— TASK DESCRIPTION —
Set each record down exactly, excluding all images.

[DATASET EXTRACT start]

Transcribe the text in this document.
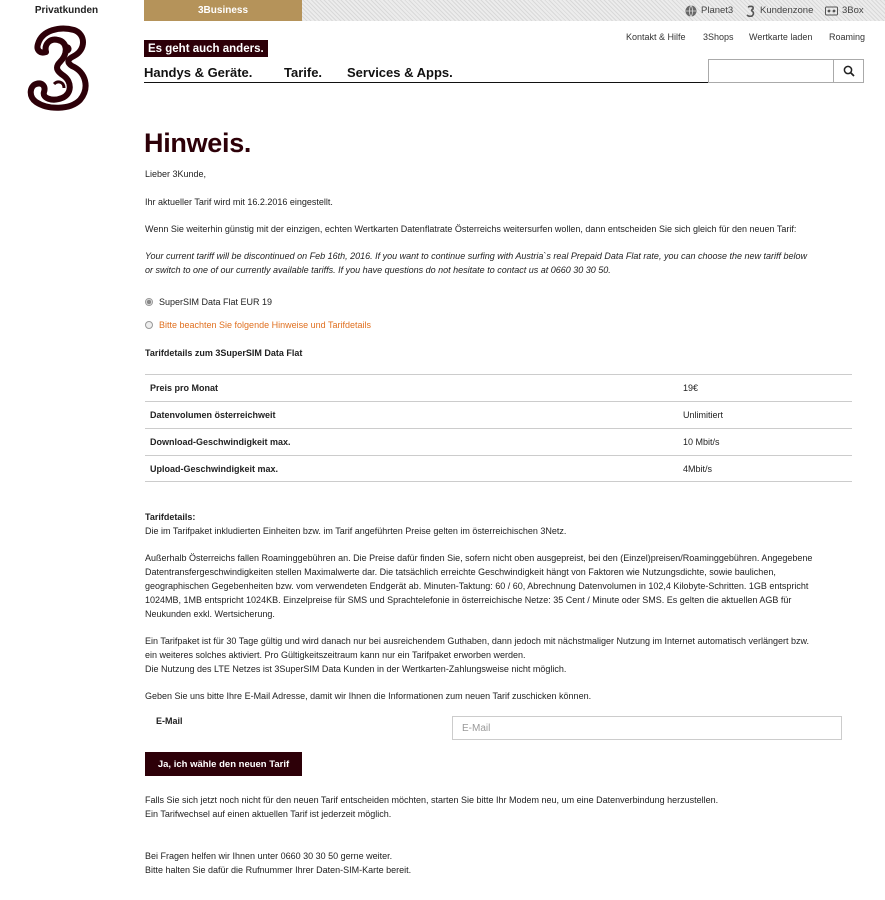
Privatkunden	3Business	Planet3	Kundenzone	3Box
Es geht auch anders.
Kontakt & Hilfe 3Shops Wertkarte laden Roaming
Handys & Geräte. Tarife. Services & Apps.
Hinweis.
Lieber 3Kunde,
Ihr aktueller Tarif wird mit 16.2.2016 eingestellt.
Wenn Sie weiterhin günstig mit der einzigen, echten Wertkarten Datenflatrate Österreichs weitersurfen wollen, dann entscheiden Sie sich gleich für den neuen Tarif:
Your current tariff will be discontinued on Feb 16th, 2016. If you want to continue surfing with Austria`s real Prepaid Data Flat rate, you can choose the new tariff below
or switch to one of our currently available tariffs. If you have questions do not hesitate to contact us at 0660 30 30 50.
SuperSIM Data Flat EUR 19
Bitte beachten Sie folgende Hinweise und Tarifdetails
Tarifdetails zum 3SuperSIM Data Flat
Preis pro Monat	19€
Datenvolumen österreichweit	Unlimitiert
Download-Geschwindigkeit max.	10 Mbit/s
Upload-Geschwindigkeit max.	4Mbit/s
Tarifdetails:
Die im Tarifpaket inkludierten Einheiten bzw. im Tarif angeführten Preise gelten im österreichischen 3Netz.
Außerhalb Österreichs fallen Roaminggebühren an. Die Preise dafür finden Sie, sofern nicht oben ausgepreist, bei den (Einzel)preisen/Roaminggebühren. Angegebene
Datentransfergeschwindigkeiten stellen Maximalwerte dar. Die tatsächlich erreichte Geschwindigkeit hängt von Faktoren wie Nutzungsdichte, sowie baulichen,
geographischen Gegebenheiten bzw. vom verwendeten Endgerät ab. Minuten-Taktung: 60 / 60, Abrechnung Datenvolumen in 102,4 Kilobyte-Schritten. 1GB entspricht
1024MB, 1MB entspricht 1024KB. Einzelpreise für SMS und Sprachtelefonie in österreichische Netze: 35 Cent / Minute oder SMS. Es gelten die aktuellen AGB für
Neukunden exkl. Wertsicherung.
Ein Tarifpaket ist für 30 Tage gültig und wird danach nur bei ausreichendem Guthaben, dann jedoch mit nächstmaliger Nutzung im Internet automatisch verlängert bzw.
ein weiteres solches aktiviert. Pro Gültigkeitszeitraum kann nur ein Tarifpaket erworben werden.
Die Nutzung des LTE Netzes ist 3SuperSIM Data Kunden in der Wertkarten-Zahlungsweise nicht möglich.
Geben Sie uns bitte Ihre E-Mail Adresse, damit wir Ihnen die Informationen zum neuen Tarif zuschicken können.
E-Mail
E-Mail
Ja, ich wähle den neuen Tarif
Falls Sie sich jetzt noch nicht für den neuen Tarif entscheiden möchten, starten Sie bitte Ihr Modem neu, um eine Datenverbindung herzustellen.
Ein Tarifwechsel auf einen aktuellen Tarif ist jederzeit möglich.
Bei Fragen helfen wir Ihnen unter 0660 30 30 50 gerne weiter.
Bitte halten Sie dafür die Rufnummer Ihrer Daten-SIM-Karte bereit.
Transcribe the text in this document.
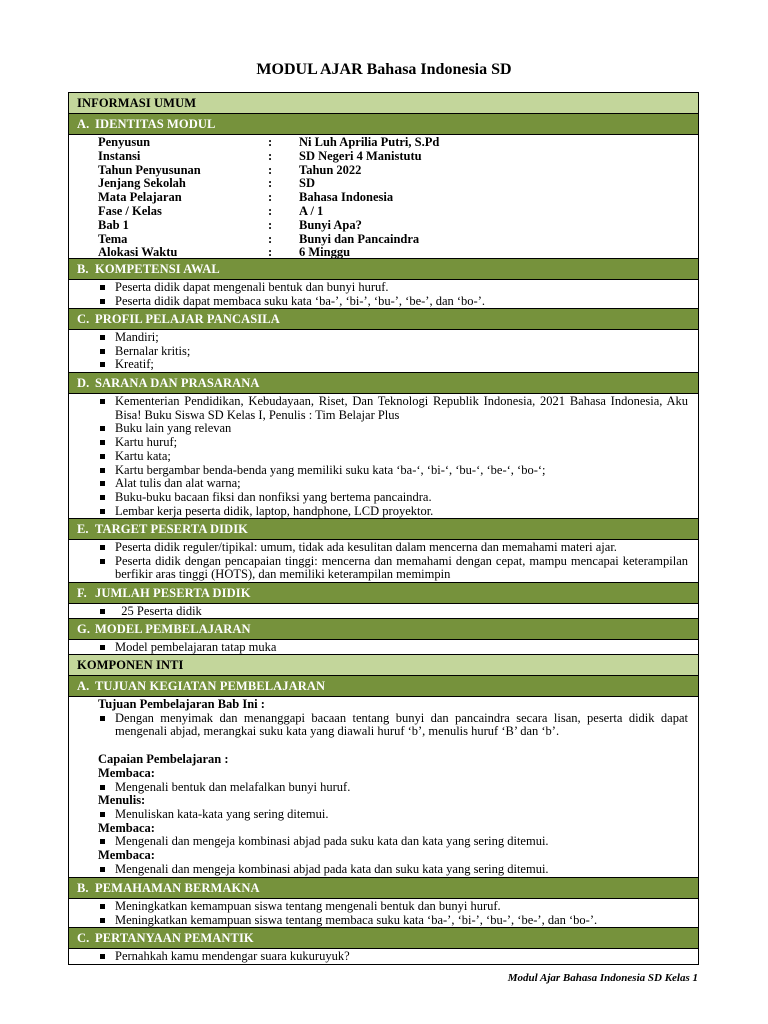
MODUL AJAR Bahasa Indonesia SD
INFORMASI UMUM
A. IDENTITAS MODUL
Penyusun	:	Ni Luh Aprilia Putri, S.Pd
Instansi	:	SD Negeri 4 Manistutu
Tahun Penyusunan	:	Tahun 2022
Jenjang Sekolah	:	SD
Mata Pelajaran	:	Bahasa Indonesia
Fase / Kelas	:	A / 1
Bab 1	:	Bunyi Apa?
Tema	:	Bunyi dan Pancaindra
Alokasi Waktu	:	6 Minggu
B. KOMPETENSI AWAL
Peserta didik dapat mengenali bentuk dan bunyi huruf.
Peserta didik dapat membaca suku kata ‘ba-’, ‘bi-’, ‘bu-’, ‘be-’, dan ‘bo-’.
C. PROFIL PELAJAR PANCASILA
Mandiri;
Bernalar kritis;
Kreatif;
D. SARANA DAN PRASARANA
Kementerian Pendidikan, Kebudayaan, Riset, Dan Teknologi Republik Indonesia, 2021 Bahasa Indonesia, Aku Bisa! Buku Siswa SD Kelas I, Penulis : Tim Belajar Plus
Buku lain yang relevan
Kartu huruf;
Kartu kata;
Kartu bergambar benda-benda yang memiliki suku kata ‘ba-‘, ‘bi-‘, ‘bu-‘, ‘be-‘, ‘bo-‘;
Alat tulis dan alat warna;
Buku-buku bacaan fiksi dan nonfiksi yang bertema pancaindra.
Lembar kerja peserta didik, laptop, handphone, LCD proyektor.
E. TARGET PESERTA DIDIK
Peserta didik reguler/tipikal: umum, tidak ada kesulitan dalam mencerna dan memahami materi ajar.
Peserta didik dengan pencapaian tinggi: mencerna dan memahami dengan cepat, mampu mencapai keterampilan berfikir aras tinggi (HOTS), dan memiliki keterampilan memimpin
F. JUMLAH PESERTA DIDIK
25 Peserta didik
G. MODEL PEMBELAJARAN
Model pembelajaran tatap muka
KOMPONEN INTI
A. TUJUAN KEGIATAN PEMBELAJARAN
Tujuan Pembelajaran Bab Ini :
Dengan menyimak dan menanggapi bacaan tentang bunyi dan pancaindra secara lisan, peserta didik dapat mengenali abjad, merangkai suku kata yang diawali huruf ‘b’, menulis huruf ‘B’ dan ‘b’.
Capaian Pembelajaran :
Membaca:
Mengenali bentuk dan melafalkan bunyi huruf.
Menulis:
Menuliskan kata-kata yang sering ditemui.
Membaca:
Mengenali dan mengeja kombinasi abjad pada suku kata dan kata yang sering ditemui.
Membaca:
Mengenali dan mengeja kombinasi abjad pada kata dan suku kata yang sering ditemui.
B. PEMAHAMAN BERMAKNA
Meningkatkan kemampuan siswa tentang mengenali bentuk dan bunyi huruf.
Meningkatkan kemampuan siswa tentang membaca suku kata ‘ba-’, ‘bi-’, ‘bu-’, ‘be-’, dan ‘bo-’.
C. PERTANYAAN PEMANTIK
Pernahkah kamu mendengar suara kukuruyuk?
Modul Ajar Bahasa Indonesia SD Kelas 1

[DATASET EXTRACT end]

— COMPLETED EXERCISE —
Transcribe the text in this document.
Privatkunden	3Business	Planet3	Kundenzone	3Box
Es geht auch anders.
Kontakt & Hilfe 3Shops Wertkarte laden Roaming
Handys & Geräte. Tarife. Services & Apps.
Hinweis.
Lieber 3Kunde,
Ihr aktueller Tarif wird mit 16.2.2016 eingestellt.
Wenn Sie weiterhin günstig mit der einzigen, echten Wertkarten Datenflatrate Österreichs weitersurfen wollen, dann entscheiden Sie sich gleich für den neuen Tarif:
Your current tariff will be discontinued on Feb 16th, 2016. If you want to continue surfing with Austria`s real Prepaid Data Flat rate, you can choose the new tariff below
or switch to one of our currently available tariffs. If you have questions do not hesitate to contact us at 0660 30 30 50.
SuperSIM Data Flat EUR 19
Bitte beachten Sie folgende Hinweise und Tarifdetails
Tarifdetails zum 3SuperSIM Data Flat
Preis pro Monat	19€
Datenvolumen österreichweit	Unlimitiert
Download-Geschwindigkeit max.	10 Mbit/s
Upload-Geschwindigkeit max.	4Mbit/s
Tarifdetails:
Die im Tarifpaket inkludierten Einheiten bzw. im Tarif angeführten Preise gelten im österreichischen 3Netz.
Außerhalb Österreichs fallen Roaminggebühren an. Die Preise dafür finden Sie, sofern nicht oben ausgepreist, bei den (Einzel)preisen/Roaminggebühren. Angegebene
Datentransfergeschwindigkeiten stellen Maximalwerte dar. Die tatsächlich erreichte Geschwindigkeit hängt von Faktoren wie Nutzungsdichte, sowie baulichen,
geographischen Gegebenheiten bzw. vom verwendeten Endgerät ab. Minuten-Taktung: 60 / 60, Abrechnung Datenvolumen in 102,4 Kilobyte-Schritten. 1GB entspricht
1024MB, 1MB entspricht 1024KB. Einzelpreise für SMS und Sprachtelefonie in österreichische Netze: 35 Cent / Minute oder SMS. Es gelten die aktuellen AGB für
Neukunden exkl. Wertsicherung.
Ein Tarifpaket ist für 30 Tage gültig und wird danach nur bei ausreichendem Guthaben, dann jedoch mit nächstmaliger Nutzung im Internet automatisch verlängert bzw.
ein weiteres solches aktiviert. Pro Gültigkeitszeitraum kann nur ein Tarifpaket erworben werden.
Die Nutzung des LTE Netzes ist 3SuperSIM Data Kunden in der Wertkarten-Zahlungsweise nicht möglich.
Geben Sie uns bitte Ihre E-Mail Adresse, damit wir Ihnen die Informationen zum neuen Tarif zuschicken können.
E-Mail
E-Mail
Ja, ich wähle den neuen Tarif
Falls Sie sich jetzt noch nicht für den neuen Tarif entscheiden möchten, starten Sie bitte Ihr Modem neu, um eine Datenverbindung herzustellen.
Ein Tarifwechsel auf einen aktuellen Tarif ist jederzeit möglich.
Bei Fragen helfen wir Ihnen unter 0660 30 30 50 gerne weiter.
Bitte halten Sie dafür die Rufnummer Ihrer Daten-SIM-Karte bereit.
Transcribe the text in this document.
MODUL AJAR Bahasa Indonesia SD
INFORMASI UMUM
A. IDENTITAS MODUL
Penyusun	:	Ni Luh Aprilia Putri, S.Pd
Instansi	:	SD Negeri 4 Manistutu
Tahun Penyusunan	:	Tahun 2022
Jenjang Sekolah	:	SD
Mata Pelajaran	:	Bahasa Indonesia
Fase / Kelas	:	A / 1
Bab 1	:	Bunyi Apa?
Tema	:	Bunyi dan Pancaindra
Alokasi Waktu	:	6 Minggu
B. KOMPETENSI AWAL
Peserta didik dapat mengenali bentuk dan bunyi huruf.
Peserta didik dapat membaca suku kata ‘ba-’, ‘bi-’, ‘bu-’, ‘be-’, dan ‘bo-’.
C. PROFIL PELAJAR PANCASILA
Mandiri;
Bernalar kritis;
Kreatif;
D. SARANA DAN PRASARANA
Kementerian Pendidikan, Kebudayaan, Riset, Dan Teknologi Republik Indonesia, 2021 Bahasa Indonesia, Aku Bisa! Buku Siswa SD Kelas I, Penulis : Tim Belajar Plus
Buku lain yang relevan
Kartu huruf;
Kartu kata;
Kartu bergambar benda-benda yang memiliki suku kata ‘ba-‘, ‘bi-‘, ‘bu-‘, ‘be-‘, ‘bo-‘;
Alat tulis dan alat warna;
Buku-buku bacaan fiksi dan nonfiksi yang bertema pancaindra.
Lembar kerja peserta didik, laptop, handphone, LCD proyektor.
E. TARGET PESERTA DIDIK
Peserta didik reguler/tipikal: umum, tidak ada kesulitan dalam mencerna dan memahami materi ajar.
Peserta didik dengan pencapaian tinggi: mencerna dan memahami dengan cepat, mampu mencapai keterampilan berfikir aras tinggi (HOTS), dan memiliki keterampilan memimpin
F. JUMLAH PESERTA DIDIK
25 Peserta didik
G. MODEL PEMBELAJARAN
Model pembelajaran tatap muka
KOMPONEN INTI
A. TUJUAN KEGIATAN PEMBELAJARAN
Tujuan Pembelajaran Bab Ini :
Dengan menyimak dan menanggapi bacaan tentang bunyi dan pancaindra secara lisan, peserta didik dapat mengenali abjad, merangkai suku kata yang diawali huruf ‘b’, menulis huruf ‘B’ dan ‘b’.
Capaian Pembelajaran :
Membaca:
Mengenali bentuk dan melafalkan bunyi huruf.
Menulis:
Menuliskan kata-kata yang sering ditemui.
Membaca:
Mengenali dan mengeja kombinasi abjad pada suku kata dan kata yang sering ditemui.
Membaca:
Mengenali dan mengeja kombinasi abjad pada kata dan suku kata yang sering ditemui.
B. PEMAHAMAN BERMAKNA
Meningkatkan kemampuan siswa tentang mengenali bentuk dan bunyi huruf.
Meningkatkan kemampuan siswa tentang membaca suku kata ‘ba-’, ‘bi-’, ‘bu-’, ‘be-’, dan ‘bo-’.
C. PERTANYAAN PEMANTIK
Pernahkah kamu mendengar suara kukuruyuk?
Modul Ajar Bahasa Indonesia SD Kelas 1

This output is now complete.